= DATA SUPPLIED =
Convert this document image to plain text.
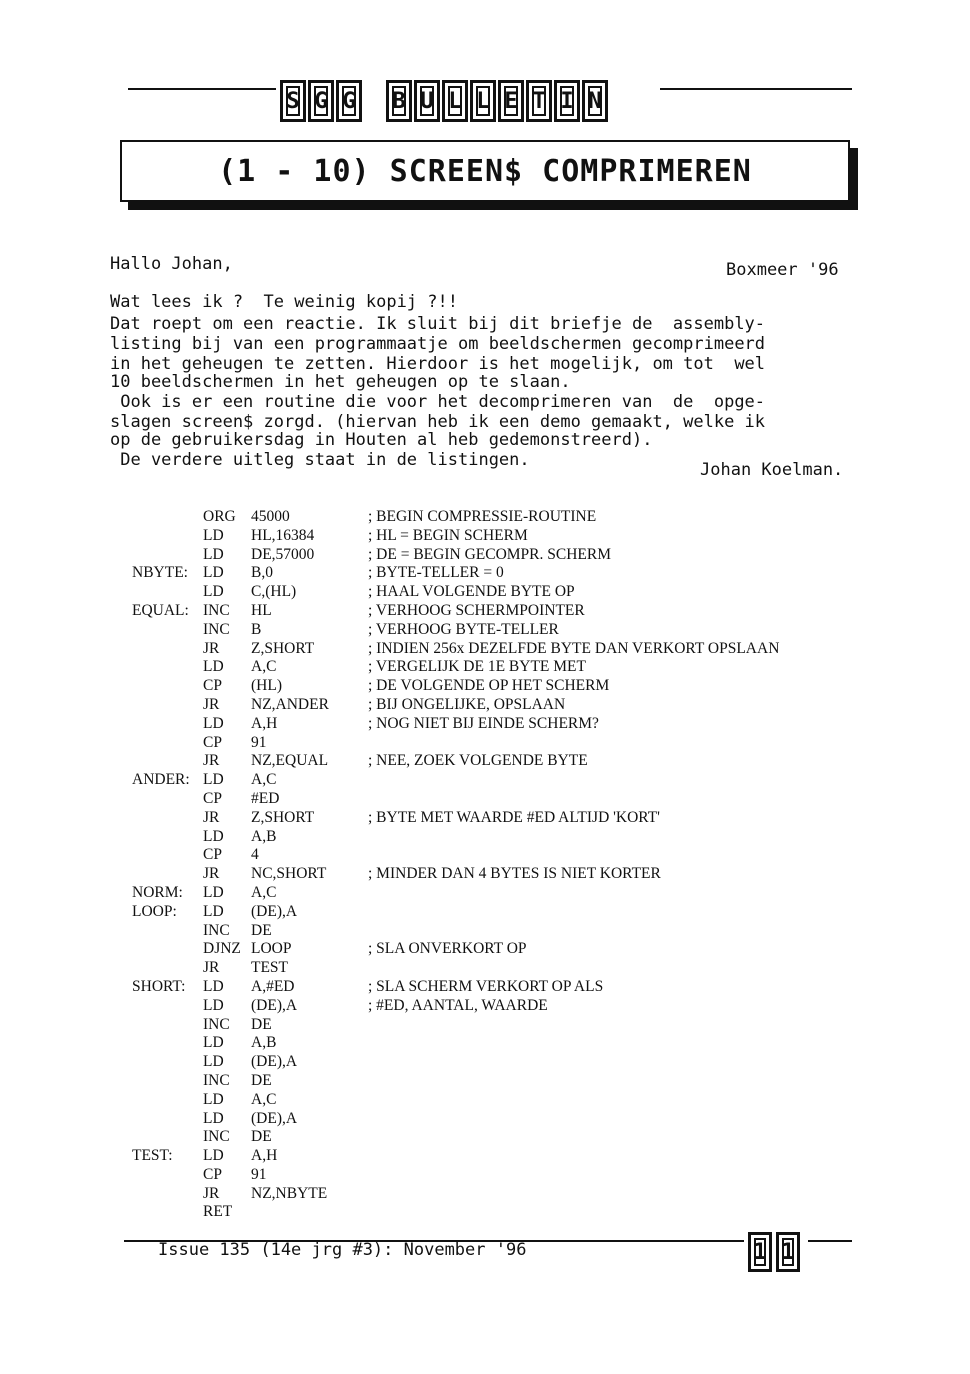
S G G B U L L E T I N
(1 - 10) SCREEN$ COMPRIMEREN
Hallo Johan,	Boxmeer '96
Wat lees ik ?  Te weinig kopij ?!!
Dat roept om een reactie. Ik sluit bij dit briefje de  assembly-
listing bij van een programmaatje om beeldschermen gecomprimeerd
in het geheugen te zetten. Hierdoor is het mogelijk, om tot  wel
10 beeldschermen in het geheugen op te slaan.
Ook is er een routine die voor het decomprimeren van  de  opge-
slagen screen$ zorgd. (hiervan heb ik een demo gemaakt, welke ik
op de gebruikersdag in Houten al heb gedemonstreerd).
De verdere uitleg staat in de listingen.	Johan Koelman.
ORG 45000	; BEGIN COMPRESSIE-ROUTINE
LD HL,16384	; HL = BEGIN SCHERM
LD DE,57000	; DE = BEGIN GECOMPR. SCHERM
NBYTE: LD B,0	; BYTE-TELLER = 0
LD C,(HL)	; HAAL VOLGENDE BYTE OP
EQUAL: INC HL	; VERHOOG SCHERMPOINTER
INC B	; VERHOOG BYTE-TELLER
JR Z,SHORT	; INDIEN 256x DEZELFDE BYTE DAN VERKORT OPSLAAN
LD A,C	; VERGELIJK DE 1E BYTE MET
CP (HL)	; DE VOLGENDE OP HET SCHERM
JR NZ,ANDER	; BIJ ONGELIJKE, OPSLAAN
LD A,H	; NOG NIET BIJ EINDE SCHERM?
CP 91
JR NZ,EQUAL	; NEE, ZOEK VOLGENDE BYTE
ANDER: LD A,C
CP #ED
JR Z,SHORT	; BYTE MET WAARDE #ED ALTIJD 'KORT'
LD A,B
CP 4
JR NC,SHORT	; MINDER DAN 4 BYTES IS NIET KORTER
NORM: LD A,C
LOOP: LD (DE),A
INC DE
DJNZ LOOP	; SLA ONVERKORT OP
JR TEST
SHORT: LD A,#ED	; SLA SCHERM VERKORT OP ALS
LD (DE),A	; #ED, AANTAL, WAARDE
INC DE
LD A,B
LD (DE),A
INC DE
LD A,C
LD (DE),A
INC DE
TEST: LD A,H
CP 91
JR NZ,NBYTE
RET
Issue 135 (14e jrg #3): November '96	1 1
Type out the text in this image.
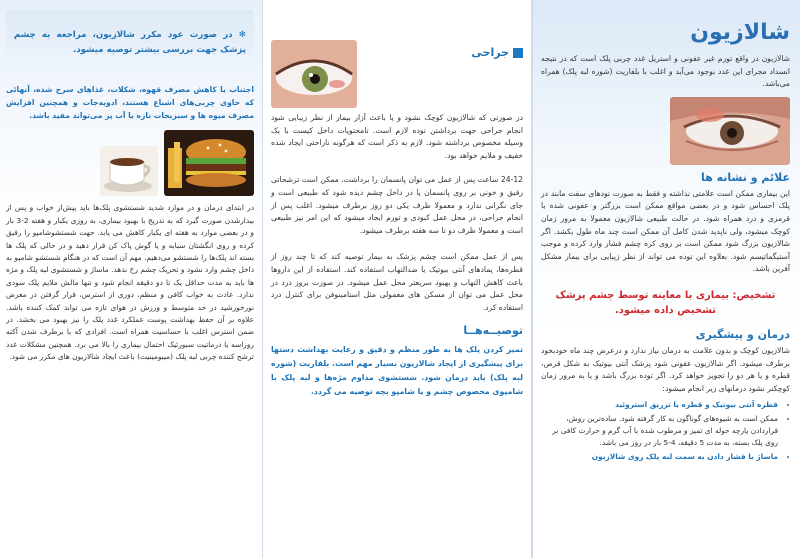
شالازیون

شالازیون در واقع تورم غیر عفونی و استریل غدد چربی پلک است که در نتیجه انسداد مجرای این غدد بوجود می‌آید و اغلب با بلفاریت (شوره لبه پلک) همراه می‌باشد.

علائم و نشانه ها

این بیماری ممکن است علامتی نداشته و فقط به صورت تودهای سفت مانند در پلک احساس شود و در بعضی مواقع ممکن است بزرگتر و عفونی شده یا قرمزی و درد همراه شود. در حالت طبیعی شالازیون معمولا به مرور زمان کوچک میشود، ولی ناپدید شدن کامل آن ممکن است چند ماه طول بکشد. اگر شالازیون بزرگ شود ممکن است بر روی کره چشم فشار وارد کرده و موجب آستیگماتیسم شود. بعلاوه این توده می تواند از نظر زیبایی برای بیمار مشکل آفرین باشد.

تشخیص: بیماری با معاینه توسط چشم پزشک تشخیص داده میشود.
درمان و پیشگیری

شالازیون کوچک و بدون علامت به درمان نیاز ندارد و درعرض چند ماه خودبخود برطرف میشود. اگر شالازیون عفونی شود پزشک آنتی بیوتیک به شکل قرص، قطره و یا هر دو را تجویز خواهد کرد. اگر توده بزرگ باشد و یا به مرور زمان کوچکتر نشود درمانهای زیر انجام میشود:

• قطره آنتی بیوتیک و قطره یا تزریق استروئید
• ممکن است به شیوه‌های گوناگون به کار گرفته شود. ساده‌ترین روش، قراردادن پارچه حوله ای تمیز و مرطوب شده با آب گرم و حرارت کافی بر روی پلک بسته، به مدت 5 دقیقه، 4-5 بار در روز می باشد.
• ماساژ با فشار دادن به سمت لبه پلک روی شالازیون
جراحی

در صورتی که شالازیون کوچک نشود و یا باعث آزار بیمار از نظر زیبایی شود انجام جراحی جهت برداشتن توده لازم است. تامحتویات داخل کیست با یک وسیله مخصوص برداشته شود. لازم به ذکر است که هرگونه ناراحتی ایجاد شده خفیف و ملایم خواهد بود.

24-12 ساعت پس از عمل می توان پانسمان را برداشت. ممکن است ترشحاتی رقیق و خونی بر روی پانسمان یا در داخل چشم دیده شود که طبیعی است و جای نگرانی ندارد و معمولا ظرف یکی دو روز برطرف میشود. اغلب پس از انجام جراحی، در محل عمل کبودی و تورم ایجاد میشود که این امر نیز طبیعی است و معمولا ظرف دو تا سه هفته برطرف میشود.

پس از عمل ممکن است چشم پزشک به بیمار توصیه کند که تا چند روز از قطره‌ها، پمادهای آنتی بیوتیک یا ضدالتهاب استفاده کند. استفاده از این داروها باعث کاهش التهاب و بهبود سریعتر محل عمل میشود. در صورت بروز درد در محل عمل می توان از مسکن های معمولی مثل استامینوفن برای کنترل درد استفاده کرد.

توصیــه‌هــا

تمیز کردن پلک ها به طور منظم و دقیق و رعایت بهداشت دستها برای پیشگیری از ایجاد شالازیون بسیار مهم است. بلفاریت (شوره لبه پلک) باید درمان شود. شستشوی مداوم مژه‌ها و لبه پلک با شامپوی مخصوص چشم و یا شامپو بچه توصیه می گردد.

✻ در صورت عود مکرر شالازیون، مراجعه به چشم پزشک جهت بررسی بیشتر توصیه میشود.

اجتناب یا کاهش مصرف قهوه، شکلات، غذاهای سرخ شده، آنهائی که حاوی چربی‌های اشباع هستند، ادویه‌جات و همچنین افزایش مصرف میوه ها و سبزیجات تازه یا آب پز می‌تواند مفید باشد.

در ابتدای درمان و در موارد شدید شستشوی پلک‌ها باید پیش‌از خواب و پس از بیدارشدن صورت گیرد که به تدریج با بهبود بیماری، به روزی یکبار و هفته 2-3 بار و در بعضی موارد به هفته ای یکبار کاهش می یابد. جهت شستشوشامپو را رقیق کرده و روی انگشتان سبابه و یا گوش پاک کن قرار دهید و در حالی که پلک ها بسته اند پلک‌ها را شستشو می‌دهیم. مهم آن است که در هنگام شستشو شامپو به داخل چشم وارد نشود و تحریک چشم رخ ندهد. ماساژ و شستشوی لبه پلک و مژه ها باید به مدت حداقل یک تا دو دقیقه انجام شود و تنها مالش ملایم پلک سودی ندارد. عادت به خواب کافی و منظم، دوری از استرس، قرار گرفتن در معرض نورخورشید در حد متوسط و ورزش در هوای تازه می تواند کمک کننده باشد. علاوه بر آن حفظ بهداشت پوست عملکرد غدد پلک را نیز بهبود می بخشد. در ضمن استرس اغلب با حساسیت همراه است. افرادی که با برطرف شدن آکنه روزاسه یا درماتیت سبورئیک احتمال بیماری را بالا می برد. همچنین مشکلات غدد ترشح کننده چربی لبه پلک (میبومینیت) باعث ایجاد شالازیون های مکرر می شود.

= WHAT THE TASK REQUIRES =
Write out the entries above verbatim; the pictures do not belong in your copy.

= SOLUTION FOR THIS PROBLEM =
Convert this document image to plain text.
S G G B U L L E T I N
(1 - 10) SCREEN$ COMPRIMEREN
Hallo Johan,	Boxmeer '96
Wat lees ik ?  Te weinig kopij ?!!
Dat roept om een reactie. Ik sluit bij dit briefje de  assembly-
listing bij van een programmaatje om beeldschermen gecomprimeerd
in het geheugen te zetten. Hierdoor is het mogelijk, om tot  wel
10 beeldschermen in het geheugen op te slaan.
Ook is er een routine die voor het decomprimeren van  de  opge-
slagen screen$ zorgd. (hiervan heb ik een demo gemaakt, welke ik
op de gebruikersdag in Houten al heb gedemonstreerd).
De verdere uitleg staat in de listingen.	Johan Koelman.
ORG 45000	; BEGIN COMPRESSIE-ROUTINE
LD HL,16384	; HL = BEGIN SCHERM
LD DE,57000	; DE = BEGIN GECOMPR. SCHERM
NBYTE: LD B,0	; BYTE-TELLER = 0
LD C,(HL)	; HAAL VOLGENDE BYTE OP
EQUAL: INC HL	; VERHOOG SCHERMPOINTER
INC B	; VERHOOG BYTE-TELLER
JR Z,SHORT	; INDIEN 256x DEZELFDE BYTE DAN VERKORT OPSLAAN
LD A,C	; VERGELIJK DE 1E BYTE MET
CP (HL)	; DE VOLGENDE OP HET SCHERM
JR NZ,ANDER	; BIJ ONGELIJKE, OPSLAAN
LD A,H	; NOG NIET BIJ EINDE SCHERM?
CP 91
JR NZ,EQUAL	; NEE, ZOEK VOLGENDE BYTE
ANDER: LD A,C
CP #ED
JR Z,SHORT	; BYTE MET WAARDE #ED ALTIJD 'KORT'
LD A,B
CP 4
JR NC,SHORT	; MINDER DAN 4 BYTES IS NIET KORTER
NORM: LD A,C
LOOP: LD (DE),A
INC DE
DJNZ LOOP	; SLA ONVERKORT OP
JR TEST
SHORT: LD A,#ED	; SLA SCHERM VERKORT OP ALS
LD (DE),A	; #ED, AANTAL, WAARDE
INC DE
LD A,B
LD (DE),A
INC DE
LD A,C
LD (DE),A
INC DE
TEST: LD A,H
CP 91
JR NZ,NBYTE
RET
Issue 135 (14e jrg #3): November '96	1 1
Type out the text in this image.
شالازیون

شالازیون در واقع تورم غیر عفونی و استریل غدد چربی پلک است که در نتیجه انسداد مجرای این غدد بوجود می‌آید و اغلب با بلفاریت (شوره لبه پلک) همراه می‌باشد.

علائم و نشانه ها

این بیماری ممکن است علامتی نداشته و فقط به صورت تودهای سفت مانند در پلک احساس شود و در بعضی مواقع ممکن است بزرگتر و عفونی شده یا قرمزی و درد همراه شود. در حالت طبیعی شالازیون معمولا به مرور زمان کوچک میشود، ولی ناپدید شدن کامل آن ممکن است چند ماه طول بکشد. اگر شالازیون بزرگ شود ممکن است بر روی کره چشم فشار وارد کرده و موجب آستیگماتیسم شود. بعلاوه این توده می تواند از نظر زیبایی برای بیمار مشکل آفرین باشد.

تشخیص: بیماری با معاینه توسط چشم پزشک تشخیص داده میشود.
درمان و پیشگیری

شالازیون کوچک و بدون علامت به درمان نیاز ندارد و درعرض چند ماه خودبخود برطرف میشود. اگر شالازیون عفونی شود پزشک آنتی بیوتیک به شکل قرص، قطره و یا هر دو را تجویز خواهد کرد. اگر توده بزرگ باشد و یا به مرور زمان کوچکتر نشود درمانهای زیر انجام میشود:

• قطره آنتی بیوتیک و قطره یا تزریق استروئید
• ممکن است به شیوه‌های گوناگون به کار گرفته شود. ساده‌ترین روش، قراردادن پارچه حوله ای تمیز و مرطوب شده با آب گرم و حرارت کافی بر روی پلک بسته، به مدت 5 دقیقه، 4-5 بار در روز می باشد.
• ماساژ با فشار دادن به سمت لبه پلک روی شالازیون
جراحی

در صورتی که شالازیون کوچک نشود و یا باعث آزار بیمار از نظر زیبایی شود انجام جراحی جهت برداشتن توده لازم است. تامحتویات داخل کیست با یک وسیله مخصوص برداشته شود. لازم به ذکر است که هرگونه ناراحتی ایجاد شده خفیف و ملایم خواهد بود.

24-12 ساعت پس از عمل می توان پانسمان را برداشت. ممکن است ترشحاتی رقیق و خونی بر روی پانسمان یا در داخل چشم دیده شود که طبیعی است و جای نگرانی ندارد و معمولا ظرف یکی دو روز برطرف میشود. اغلب پس از انجام جراحی، در محل عمل کبودی و تورم ایجاد میشود که این امر نیز طبیعی است و معمولا ظرف دو تا سه هفته برطرف میشود.

پس از عمل ممکن است چشم پزشک به بیمار توصیه کند که تا چند روز از قطره‌ها، پمادهای آنتی بیوتیک یا ضدالتهاب استفاده کند. استفاده از این داروها باعث کاهش التهاب و بهبود سریعتر محل عمل میشود. در صورت بروز درد در محل عمل می توان از مسکن های معمولی مثل استامینوفن برای کنترل درد استفاده کرد.

توصیــه‌هــا

تمیز کردن پلک ها به طور منظم و دقیق و رعایت بهداشت دستها برای پیشگیری از ایجاد شالازیون بسیار مهم است. بلفاریت (شوره لبه پلک) باید درمان شود. شستشوی مداوم مژه‌ها و لبه پلک با شامپوی مخصوص چشم و یا شامپو بچه توصیه می گردد.

✻ در صورت عود مکرر شالازیون، مراجعه به چشم پزشک جهت بررسی بیشتر توصیه میشود.

اجتناب یا کاهش مصرف قهوه، شکلات، غذاهای سرخ شده، آنهائی که حاوی چربی‌های اشباع هستند، ادویه‌جات و همچنین افزایش مصرف میوه ها و سبزیجات تازه یا آب پز می‌تواند مفید باشد.

در ابتدای درمان و در موارد شدید شستشوی پلک‌ها باید پیش‌از خواب و پس از بیدارشدن صورت گیرد که به تدریج با بهبود بیماری، به روزی یکبار و هفته 2-3 بار و در بعضی موارد به هفته ای یکبار کاهش می یابد. جهت شستشوشامپو را رقیق کرده و روی انگشتان سبابه و یا گوش پاک کن قرار دهید و در حالی که پلک ها بسته اند پلک‌ها را شستشو می‌دهیم. مهم آن است که در هنگام شستشو شامپو به داخل چشم وارد نشود و تحریک چشم رخ ندهد. ماساژ و شستشوی لبه پلک و مژه ها باید به مدت حداقل یک تا دو دقیقه انجام شود و تنها مالش ملایم پلک سودی ندارد. عادت به خواب کافی و منظم، دوری از استرس، قرار گرفتن در معرض نورخورشید در حد متوسط و ورزش در هوای تازه می تواند کمک کننده باشد. علاوه بر آن حفظ بهداشت پوست عملکرد غدد پلک را نیز بهبود می بخشد. در ضمن استرس اغلب با حساسیت همراه است. افرادی که با برطرف شدن آکنه روزاسه یا درماتیت سبورئیک احتمال بیماری را بالا می برد. همچنین مشکلات غدد ترشح کننده چربی لبه پلک (میبومینیت) باعث ایجاد شالازیون های مکرر می شود.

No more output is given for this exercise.